Dataset entries on figures >>
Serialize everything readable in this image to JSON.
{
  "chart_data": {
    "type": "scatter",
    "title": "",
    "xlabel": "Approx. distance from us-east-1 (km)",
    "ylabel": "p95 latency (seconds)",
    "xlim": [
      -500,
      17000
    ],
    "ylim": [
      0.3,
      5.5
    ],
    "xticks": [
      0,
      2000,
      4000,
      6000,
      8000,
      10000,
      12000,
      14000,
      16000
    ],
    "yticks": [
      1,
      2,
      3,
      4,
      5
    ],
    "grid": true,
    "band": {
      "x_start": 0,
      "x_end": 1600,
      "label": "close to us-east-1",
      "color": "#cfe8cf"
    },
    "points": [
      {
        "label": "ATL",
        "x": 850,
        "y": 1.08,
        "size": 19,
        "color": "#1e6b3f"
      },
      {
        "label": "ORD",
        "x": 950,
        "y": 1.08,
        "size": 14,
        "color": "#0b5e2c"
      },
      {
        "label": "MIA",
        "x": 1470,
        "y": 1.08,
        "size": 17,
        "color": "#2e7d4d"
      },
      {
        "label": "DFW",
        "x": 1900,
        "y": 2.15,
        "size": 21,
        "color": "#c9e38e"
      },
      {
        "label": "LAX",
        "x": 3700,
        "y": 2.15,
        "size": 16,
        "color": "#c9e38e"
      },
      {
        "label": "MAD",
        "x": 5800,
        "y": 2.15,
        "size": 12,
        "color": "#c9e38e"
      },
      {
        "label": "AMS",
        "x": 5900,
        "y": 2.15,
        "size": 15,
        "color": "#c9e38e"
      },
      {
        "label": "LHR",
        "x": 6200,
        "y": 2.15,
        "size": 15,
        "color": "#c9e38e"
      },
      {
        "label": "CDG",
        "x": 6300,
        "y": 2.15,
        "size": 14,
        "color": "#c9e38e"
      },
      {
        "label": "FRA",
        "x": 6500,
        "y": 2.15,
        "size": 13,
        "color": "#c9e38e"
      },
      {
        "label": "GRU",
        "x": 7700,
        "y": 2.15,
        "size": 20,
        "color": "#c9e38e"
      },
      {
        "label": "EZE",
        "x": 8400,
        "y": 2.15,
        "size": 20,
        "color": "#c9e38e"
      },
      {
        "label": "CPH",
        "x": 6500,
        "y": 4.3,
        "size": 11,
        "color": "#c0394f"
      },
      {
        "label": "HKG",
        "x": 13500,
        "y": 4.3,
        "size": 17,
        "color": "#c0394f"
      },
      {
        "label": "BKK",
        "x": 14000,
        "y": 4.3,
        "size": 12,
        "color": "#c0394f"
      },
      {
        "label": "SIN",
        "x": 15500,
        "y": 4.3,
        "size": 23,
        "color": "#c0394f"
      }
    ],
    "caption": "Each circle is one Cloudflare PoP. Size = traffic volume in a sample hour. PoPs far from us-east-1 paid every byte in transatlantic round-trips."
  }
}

Written instruction >>
Extract the complete listing verbatim.

The response >>
Serialize everything readable in this image to JSON.
{
  "chart_data": {
    "type": "scatter",
    "title": "",
    "xlabel": "Approx. distance from us-east-1 (km)",
    "ylabel": "p95 latency (seconds)",
    "xlim": [
      -500,
      17000
    ],
    "ylim": [
      0.3,
      5.5
    ],
    "xticks": [
      0,
      2000,
      4000,
      6000,
      8000,
      10000,
      12000,
      14000,
      16000
    ],
    "yticks": [
      1,
      2,
      3,
      4,
      5
    ],
    "grid": true,
    "band": {
      "x_start": 0,
      "x_end": 1600,
      "label": "close to us-east-1",
      "color": "#cfe8cf"
    },
    "points": [
      {
        "label": "ATL",
        "x": 850,
        "y": 1.08,
        "size": 19,
        "color": "#1e6b3f"
      },
      {
        "label": "ORD",
        "x": 950,
        "y": 1.08,
        "size": 14,
        "color": "#0b5e2c"
      },
      {
        "label": "MIA",
        "x": 1470,
        "y": 1.08,
        "size": 17,
        "color": "#2e7d4d"
      },
      {
        "label": "DFW",
        "x": 1900,
        "y": 2.15,
        "size": 21,
        "color": "#c9e38e"
      },
      {
        "label": "LAX",
        "x": 3700,
        "y": 2.15,
        "size": 16,
        "color": "#c9e38e"
      },
      {
        "label": "MAD",
        "x": 5800,
        "y": 2.15,
        "size": 12,
        "color": "#c9e38e"
      },
      {
        "label": "AMS",
        "x": 5900,
        "y": 2.15,
        "size": 15,
        "color": "#c9e38e"
      },
      {
        "label": "LHR",
        "x": 6200,
        "y": 2.15,
        "size": 15,
        "color": "#c9e38e"
      },
      {
        "label": "CDG",
        "x": 6300,
        "y": 2.15,
        "size": 14,
        "color": "#c9e38e"
      },
      {
        "label": "FRA",
        "x": 6500,
        "y": 2.15,
        "size": 13,
        "color": "#c9e38e"
      },
      {
        "label": "GRU",
        "x": 7700,
        "y": 2.15,
        "size": 20,
        "color": "#c9e38e"
      },
      {
        "label": "EZE",
        "x": 8400,
        "y": 2.15,
        "size": 20,
        "color": "#c9e38e"
      },
      {
        "label": "CPH",
        "x": 6500,
        "y": 4.3,
        "size": 11,
        "color": "#c0394f"
      },
      {
        "label": "HKG",
        "x": 13500,
        "y": 4.3,
        "size": 17,
        "color": "#c0394f"
      },
      {
        "label": "BKK",
        "x": 14000,
        "y": 4.3,
        "size": 12,
        "color": "#c0394f"
      },
      {
        "label": "SIN",
        "x": 15500,
        "y": 4.3,
        "size": 23,
        "color": "#c0394f"
      }
    ],
    "caption": "Each circle is one Cloudflare PoP. Size = traffic volume in a sample hour. PoPs far from us-east-1 paid every byte in transatlantic round-trips."
  }
}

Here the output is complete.